TO BE DONE - Copy the data that follows exactly. Include no pictures.

SUPPLIED ENTRIES -
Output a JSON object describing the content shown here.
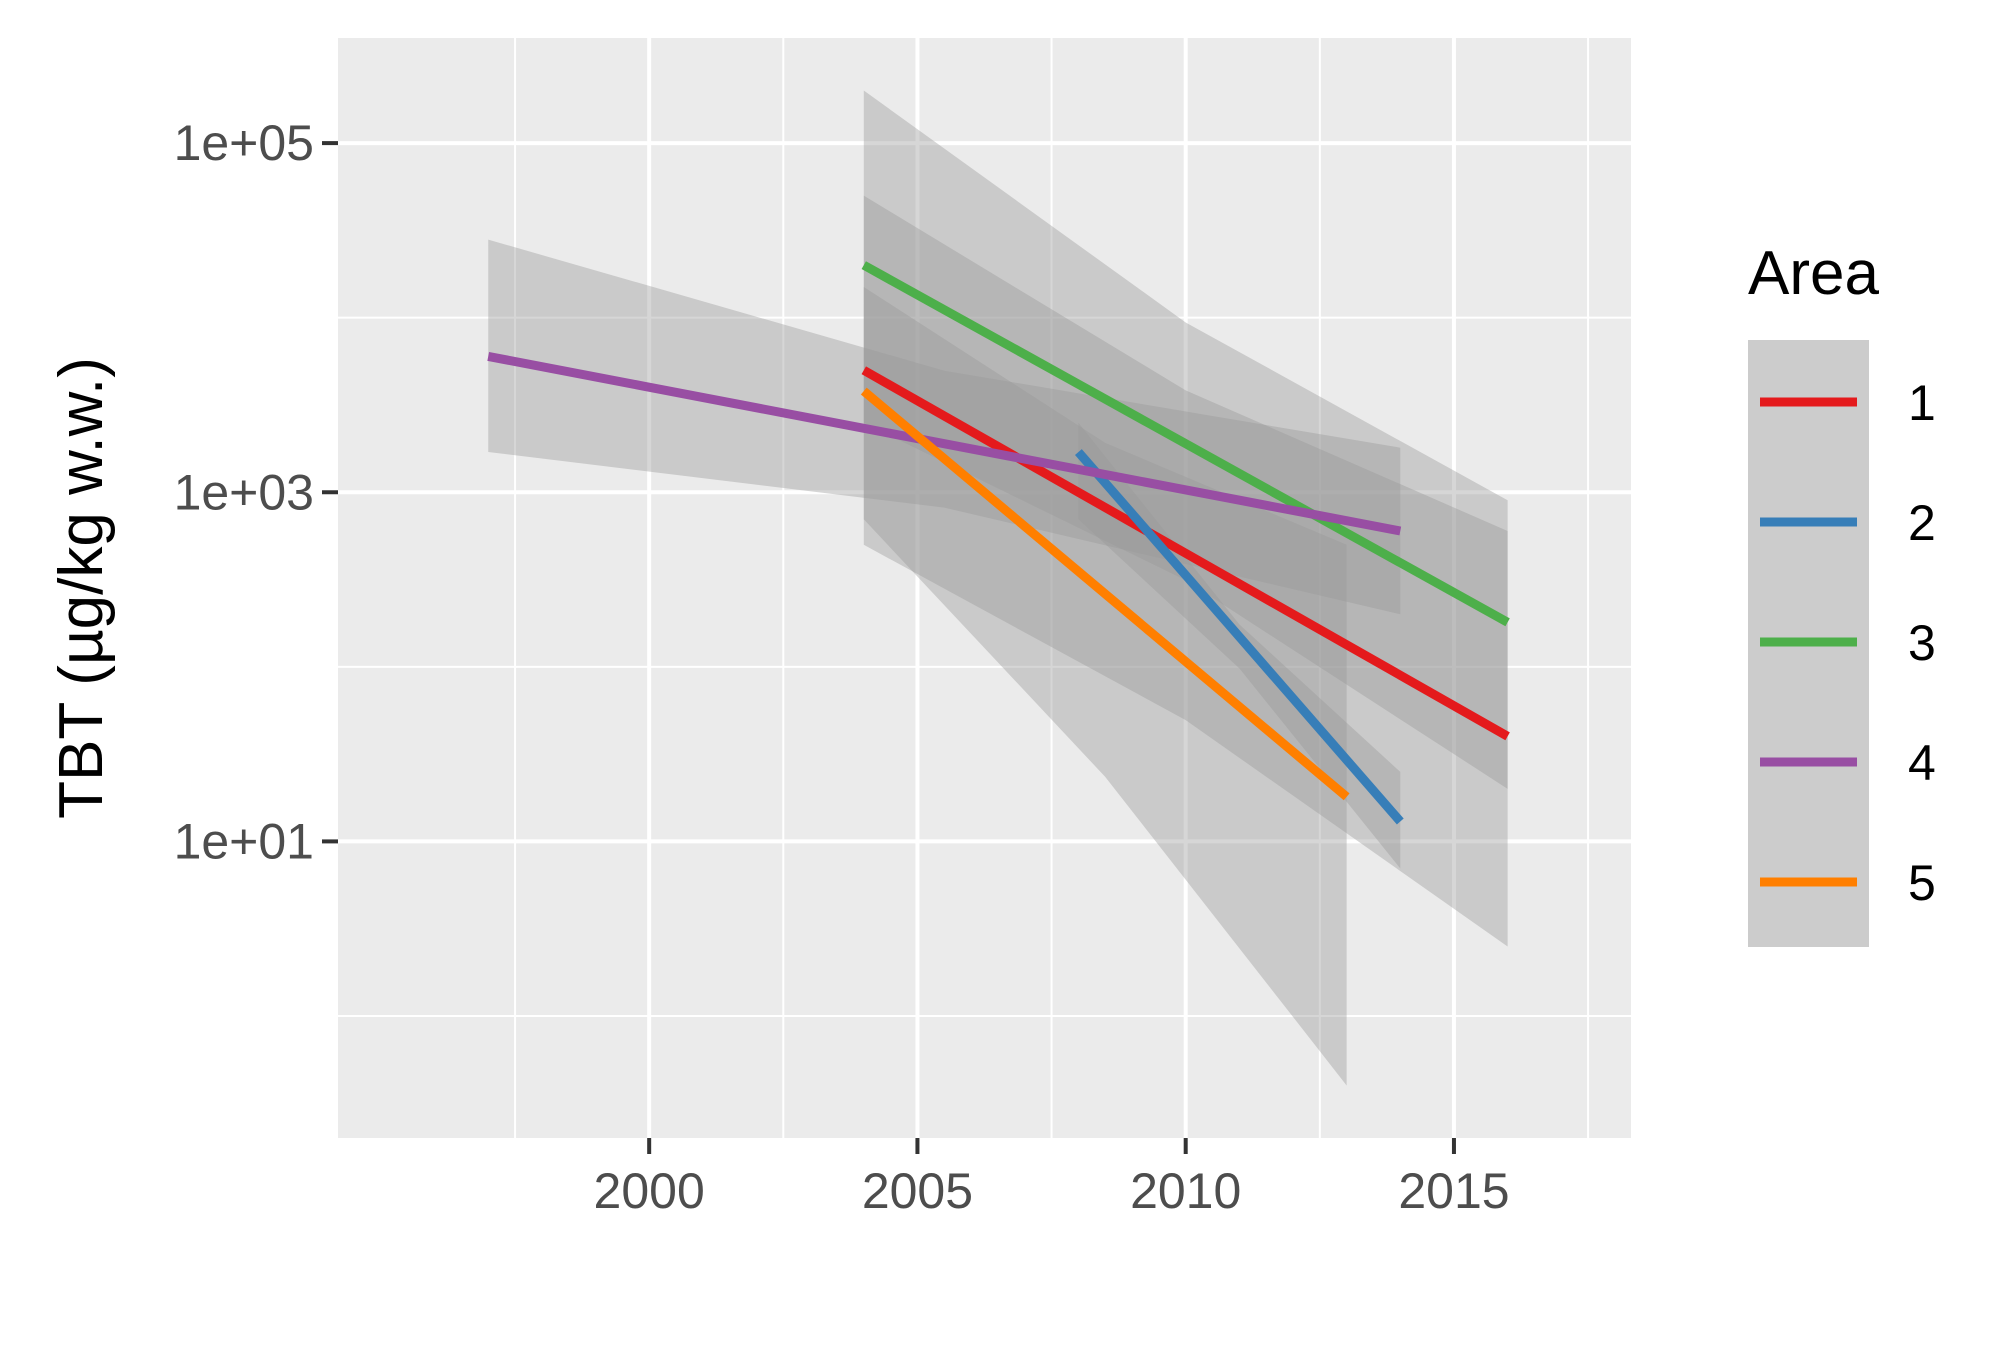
{
  "chart_data": {
    "type": "line",
    "ylabel": "TBT (µg/kg w.w.)",
    "xlabel": "",
    "y_scale": "log10",
    "xlim": [
      1994.2,
      2018.3
    ],
    "ylim": [
      0.2,
      400000
    ],
    "x_ticks": [
      2000,
      2005,
      2010,
      2015
    ],
    "x_tick_labels": [
      "2000",
      "2005",
      "2010",
      "2015"
    ],
    "y_ticks": [
      10,
      1000,
      100000
    ],
    "y_tick_labels": [
      "1e+01",
      "1e+03",
      "1e+05"
    ],
    "grid": true,
    "legend": {
      "title": "Area",
      "position": "right"
    },
    "series": [
      {
        "name": "1",
        "color": "#E41A1C",
        "x": [
          2004,
          2016
        ],
        "y": [
          5000,
          40
        ],
        "ci_lower": [
          500,
          2.5
        ],
        "ci_upper": [
          50000,
          600
        ]
      },
      {
        "name": "2",
        "color": "#377EB8",
        "x": [
          2008,
          2014
        ],
        "y": [
          1700,
          13
        ],
        "ci_lower": [
          700,
          7
        ],
        "ci_upper": [
          2500,
          25
        ]
      },
      {
        "name": "3",
        "color": "#4DAF4A",
        "x": [
          2004,
          2016
        ],
        "y": [
          20000,
          180
        ],
        "ci_lower": [
          2500,
          20
        ],
        "ci_upper": [
          200000,
          900
        ]
      },
      {
        "name": "4",
        "color": "#984EA3",
        "x": [
          1997,
          2014
        ],
        "y": [
          6000,
          600
        ],
        "ci_lower": [
          1700,
          200
        ],
        "ci_upper": [
          28000,
          1800
        ]
      },
      {
        "name": "5",
        "color": "#FF7F00",
        "x": [
          2004,
          2013
        ],
        "y": [
          3800,
          18
        ],
        "ci_lower": [
          700,
          0.4
        ],
        "ci_upper": [
          15000,
          500
        ]
      }
    ]
  }
}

THE REPLY -
Output a JSON object describing the content shown here.
{
  "chart_data": {
    "type": "line",
    "ylabel": "TBT (µg/kg w.w.)",
    "xlabel": "",
    "y_scale": "log10",
    "xlim": [
      1994.2,
      2018.3
    ],
    "ylim": [
      0.2,
      400000
    ],
    "x_ticks": [
      2000,
      2005,
      2010,
      2015
    ],
    "x_tick_labels": [
      "2000",
      "2005",
      "2010",
      "2015"
    ],
    "y_ticks": [
      10,
      1000,
      100000
    ],
    "y_tick_labels": [
      "1e+01",
      "1e+03",
      "1e+05"
    ],
    "grid": true,
    "legend": {
      "title": "Area",
      "position": "right"
    },
    "series": [
      {
        "name": "1",
        "color": "#E41A1C",
        "x": [
          2004,
          2016
        ],
        "y": [
          5000,
          40
        ],
        "ci_lower": [
          500,
          2.5
        ],
        "ci_upper": [
          50000,
          600
        ]
      },
      {
        "name": "2",
        "color": "#377EB8",
        "x": [
          2008,
          2014
        ],
        "y": [
          1700,
          13
        ],
        "ci_lower": [
          700,
          7
        ],
        "ci_upper": [
          2500,
          25
        ]
      },
      {
        "name": "3",
        "color": "#4DAF4A",
        "x": [
          2004,
          2016
        ],
        "y": [
          20000,
          180
        ],
        "ci_lower": [
          2500,
          20
        ],
        "ci_upper": [
          200000,
          900
        ]
      },
      {
        "name": "4",
        "color": "#984EA3",
        "x": [
          1997,
          2014
        ],
        "y": [
          6000,
          600
        ],
        "ci_lower": [
          1700,
          200
        ],
        "ci_upper": [
          28000,
          1800
        ]
      },
      {
        "name": "5",
        "color": "#FF7F00",
        "x": [
          2004,
          2013
        ],
        "y": [
          3800,
          18
        ],
        "ci_lower": [
          700,
          0.4
        ],
        "ci_upper": [
          15000,
          500
        ]
      }
    ]
  }
}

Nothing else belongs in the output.